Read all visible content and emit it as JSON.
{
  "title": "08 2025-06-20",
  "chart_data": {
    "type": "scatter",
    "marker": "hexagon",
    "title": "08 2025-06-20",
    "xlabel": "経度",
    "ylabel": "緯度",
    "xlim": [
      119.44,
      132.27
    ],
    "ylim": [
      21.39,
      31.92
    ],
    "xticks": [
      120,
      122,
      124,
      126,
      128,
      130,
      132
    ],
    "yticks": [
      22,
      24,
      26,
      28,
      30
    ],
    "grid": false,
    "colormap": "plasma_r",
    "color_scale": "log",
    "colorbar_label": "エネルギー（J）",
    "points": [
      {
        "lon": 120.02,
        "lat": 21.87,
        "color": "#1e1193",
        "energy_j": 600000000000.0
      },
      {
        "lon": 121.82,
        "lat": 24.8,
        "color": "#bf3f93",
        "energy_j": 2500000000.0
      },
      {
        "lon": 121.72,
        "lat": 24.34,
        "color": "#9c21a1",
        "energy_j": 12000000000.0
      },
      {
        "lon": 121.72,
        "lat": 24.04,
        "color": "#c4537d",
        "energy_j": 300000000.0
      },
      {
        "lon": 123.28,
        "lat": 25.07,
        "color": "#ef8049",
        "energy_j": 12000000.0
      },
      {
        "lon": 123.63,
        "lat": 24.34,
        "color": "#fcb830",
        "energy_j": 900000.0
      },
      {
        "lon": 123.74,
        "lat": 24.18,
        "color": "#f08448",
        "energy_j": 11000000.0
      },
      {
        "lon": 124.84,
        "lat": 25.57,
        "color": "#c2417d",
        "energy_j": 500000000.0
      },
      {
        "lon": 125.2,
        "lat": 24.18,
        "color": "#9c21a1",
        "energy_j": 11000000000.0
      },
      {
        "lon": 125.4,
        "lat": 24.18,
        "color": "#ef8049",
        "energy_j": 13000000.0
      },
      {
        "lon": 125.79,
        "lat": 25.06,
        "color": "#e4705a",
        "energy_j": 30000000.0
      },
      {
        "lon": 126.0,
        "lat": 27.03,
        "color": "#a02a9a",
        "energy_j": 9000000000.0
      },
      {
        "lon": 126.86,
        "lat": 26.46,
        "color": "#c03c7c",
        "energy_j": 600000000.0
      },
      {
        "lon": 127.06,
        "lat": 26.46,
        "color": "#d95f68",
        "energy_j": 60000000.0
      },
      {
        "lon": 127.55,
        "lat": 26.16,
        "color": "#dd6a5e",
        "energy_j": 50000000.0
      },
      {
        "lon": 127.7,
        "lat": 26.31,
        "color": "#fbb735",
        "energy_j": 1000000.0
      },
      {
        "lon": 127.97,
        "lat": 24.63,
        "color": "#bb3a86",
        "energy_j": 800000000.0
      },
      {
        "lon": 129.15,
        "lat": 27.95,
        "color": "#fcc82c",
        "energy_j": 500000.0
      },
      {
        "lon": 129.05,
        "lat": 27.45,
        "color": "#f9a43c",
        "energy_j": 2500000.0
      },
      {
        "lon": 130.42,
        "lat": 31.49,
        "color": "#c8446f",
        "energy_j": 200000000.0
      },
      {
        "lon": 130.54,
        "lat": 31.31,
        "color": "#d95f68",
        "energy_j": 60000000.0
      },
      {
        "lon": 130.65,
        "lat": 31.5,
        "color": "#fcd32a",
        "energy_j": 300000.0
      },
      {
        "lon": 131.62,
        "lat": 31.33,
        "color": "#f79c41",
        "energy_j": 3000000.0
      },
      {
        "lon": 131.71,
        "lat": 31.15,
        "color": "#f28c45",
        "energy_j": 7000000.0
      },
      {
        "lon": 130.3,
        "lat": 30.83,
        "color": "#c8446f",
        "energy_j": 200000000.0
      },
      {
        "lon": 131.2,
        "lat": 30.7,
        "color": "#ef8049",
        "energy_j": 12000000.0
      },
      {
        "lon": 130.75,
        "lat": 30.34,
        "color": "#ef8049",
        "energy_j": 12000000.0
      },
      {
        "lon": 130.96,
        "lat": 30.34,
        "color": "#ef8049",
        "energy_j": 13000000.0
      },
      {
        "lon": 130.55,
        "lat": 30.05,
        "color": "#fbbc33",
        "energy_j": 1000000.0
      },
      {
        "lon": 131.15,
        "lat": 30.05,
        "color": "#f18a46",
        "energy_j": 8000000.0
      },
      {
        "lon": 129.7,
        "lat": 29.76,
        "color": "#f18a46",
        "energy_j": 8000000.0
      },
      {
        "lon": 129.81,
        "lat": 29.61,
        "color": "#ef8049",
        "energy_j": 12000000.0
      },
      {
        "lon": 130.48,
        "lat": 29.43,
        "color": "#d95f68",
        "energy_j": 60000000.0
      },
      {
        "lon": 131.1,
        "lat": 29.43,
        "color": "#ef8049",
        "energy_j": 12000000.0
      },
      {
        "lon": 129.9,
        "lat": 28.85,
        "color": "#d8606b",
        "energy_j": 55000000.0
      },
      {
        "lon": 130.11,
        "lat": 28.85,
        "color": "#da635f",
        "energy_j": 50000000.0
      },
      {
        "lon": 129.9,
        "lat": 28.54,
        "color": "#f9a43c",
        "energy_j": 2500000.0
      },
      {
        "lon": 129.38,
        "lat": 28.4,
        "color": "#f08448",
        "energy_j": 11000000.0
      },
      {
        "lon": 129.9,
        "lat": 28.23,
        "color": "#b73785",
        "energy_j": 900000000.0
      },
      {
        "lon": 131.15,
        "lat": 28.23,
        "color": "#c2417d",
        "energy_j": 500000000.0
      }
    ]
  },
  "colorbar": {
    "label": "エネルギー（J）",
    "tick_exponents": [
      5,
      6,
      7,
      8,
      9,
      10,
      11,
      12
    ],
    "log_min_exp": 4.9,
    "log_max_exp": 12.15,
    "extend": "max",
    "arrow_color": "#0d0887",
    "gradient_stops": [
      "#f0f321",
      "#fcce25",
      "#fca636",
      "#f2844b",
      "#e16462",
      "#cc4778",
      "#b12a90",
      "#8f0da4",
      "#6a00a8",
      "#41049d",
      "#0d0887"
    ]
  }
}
--- --- ---
*Directive*. Produce an exact copy of every entry above.

*Written reply*.
Read all visible content and emit it as JSON.
{
  "title": "08 2025-06-20",
  "chart_data": {
    "type": "scatter",
    "marker": "hexagon",
    "title": "08 2025-06-20",
    "xlabel": "経度",
    "ylabel": "緯度",
    "xlim": [
      119.44,
      132.27
    ],
    "ylim": [
      21.39,
      31.92
    ],
    "xticks": [
      120,
      122,
      124,
      126,
      128,
      130,
      132
    ],
    "yticks": [
      22,
      24,
      26,
      28,
      30
    ],
    "grid": false,
    "colormap": "plasma_r",
    "color_scale": "log",
    "colorbar_label": "エネルギー（J）",
    "points": [
      {
        "lon": 120.02,
        "lat": 21.87,
        "color": "#1e1193",
        "energy_j": 600000000000.0
      },
      {
        "lon": 121.82,
        "lat": 24.8,
        "color": "#bf3f93",
        "energy_j": 2500000000.0
      },
      {
        "lon": 121.72,
        "lat": 24.34,
        "color": "#9c21a1",
        "energy_j": 12000000000.0
      },
      {
        "lon": 121.72,
        "lat": 24.04,
        "color": "#c4537d",
        "energy_j": 300000000.0
      },
      {
        "lon": 123.28,
        "lat": 25.07,
        "color": "#ef8049",
        "energy_j": 12000000.0
      },
      {
        "lon": 123.63,
        "lat": 24.34,
        "color": "#fcb830",
        "energy_j": 900000.0
      },
      {
        "lon": 123.74,
        "lat": 24.18,
        "color": "#f08448",
        "energy_j": 11000000.0
      },
      {
        "lon": 124.84,
        "lat": 25.57,
        "color": "#c2417d",
        "energy_j": 500000000.0
      },
      {
        "lon": 125.2,
        "lat": 24.18,
        "color": "#9c21a1",
        "energy_j": 11000000000.0
      },
      {
        "lon": 125.4,
        "lat": 24.18,
        "color": "#ef8049",
        "energy_j": 13000000.0
      },
      {
        "lon": 125.79,
        "lat": 25.06,
        "color": "#e4705a",
        "energy_j": 30000000.0
      },
      {
        "lon": 126.0,
        "lat": 27.03,
        "color": "#a02a9a",
        "energy_j": 9000000000.0
      },
      {
        "lon": 126.86,
        "lat": 26.46,
        "color": "#c03c7c",
        "energy_j": 600000000.0
      },
      {
        "lon": 127.06,
        "lat": 26.46,
        "color": "#d95f68",
        "energy_j": 60000000.0
      },
      {
        "lon": 127.55,
        "lat": 26.16,
        "color": "#dd6a5e",
        "energy_j": 50000000.0
      },
      {
        "lon": 127.7,
        "lat": 26.31,
        "color": "#fbb735",
        "energy_j": 1000000.0
      },
      {
        "lon": 127.97,
        "lat": 24.63,
        "color": "#bb3a86",
        "energy_j": 800000000.0
      },
      {
        "lon": 129.15,
        "lat": 27.95,
        "color": "#fcc82c",
        "energy_j": 500000.0
      },
      {
        "lon": 129.05,
        "lat": 27.45,
        "color": "#f9a43c",
        "energy_j": 2500000.0
      },
      {
        "lon": 130.42,
        "lat": 31.49,
        "color": "#c8446f",
        "energy_j": 200000000.0
      },
      {
        "lon": 130.54,
        "lat": 31.31,
        "color": "#d95f68",
        "energy_j": 60000000.0
      },
      {
        "lon": 130.65,
        "lat": 31.5,
        "color": "#fcd32a",
        "energy_j": 300000.0
      },
      {
        "lon": 131.62,
        "lat": 31.33,
        "color": "#f79c41",
        "energy_j": 3000000.0
      },
      {
        "lon": 131.71,
        "lat": 31.15,
        "color": "#f28c45",
        "energy_j": 7000000.0
      },
      {
        "lon": 130.3,
        "lat": 30.83,
        "color": "#c8446f",
        "energy_j": 200000000.0
      },
      {
        "lon": 131.2,
        "lat": 30.7,
        "color": "#ef8049",
        "energy_j": 12000000.0
      },
      {
        "lon": 130.75,
        "lat": 30.34,
        "color": "#ef8049",
        "energy_j": 12000000.0
      },
      {
        "lon": 130.96,
        "lat": 30.34,
        "color": "#ef8049",
        "energy_j": 13000000.0
      },
      {
        "lon": 130.55,
        "lat": 30.05,
        "color": "#fbbc33",
        "energy_j": 1000000.0
      },
      {
        "lon": 131.15,
        "lat": 30.05,
        "color": "#f18a46",
        "energy_j": 8000000.0
      },
      {
        "lon": 129.7,
        "lat": 29.76,
        "color": "#f18a46",
        "energy_j": 8000000.0
      },
      {
        "lon": 129.81,
        "lat": 29.61,
        "color": "#ef8049",
        "energy_j": 12000000.0
      },
      {
        "lon": 130.48,
        "lat": 29.43,
        "color": "#d95f68",
        "energy_j": 60000000.0
      },
      {
        "lon": 131.1,
        "lat": 29.43,
        "color": "#ef8049",
        "energy_j": 12000000.0
      },
      {
        "lon": 129.9,
        "lat": 28.85,
        "color": "#d8606b",
        "energy_j": 55000000.0
      },
      {
        "lon": 130.11,
        "lat": 28.85,
        "color": "#da635f",
        "energy_j": 50000000.0
      },
      {
        "lon": 129.9,
        "lat": 28.54,
        "color": "#f9a43c",
        "energy_j": 2500000.0
      },
      {
        "lon": 129.38,
        "lat": 28.4,
        "color": "#f08448",
        "energy_j": 11000000.0
      },
      {
        "lon": 129.9,
        "lat": 28.23,
        "color": "#b73785",
        "energy_j": 900000000.0
      },
      {
        "lon": 131.15,
        "lat": 28.23,
        "color": "#c2417d",
        "energy_j": 500000000.0
      }
    ]
  },
  "colorbar": {
    "label": "エネルギー（J）",
    "tick_exponents": [
      5,
      6,
      7,
      8,
      9,
      10,
      11,
      12
    ],
    "log_min_exp": 4.9,
    "log_max_exp": 12.15,
    "extend": "max",
    "arrow_color": "#0d0887",
    "gradient_stops": [
      "#f0f321",
      "#fcce25",
      "#fca636",
      "#f2844b",
      "#e16462",
      "#cc4778",
      "#b12a90",
      "#8f0da4",
      "#6a00a8",
      "#41049d",
      "#0d0887"
    ]
  }
}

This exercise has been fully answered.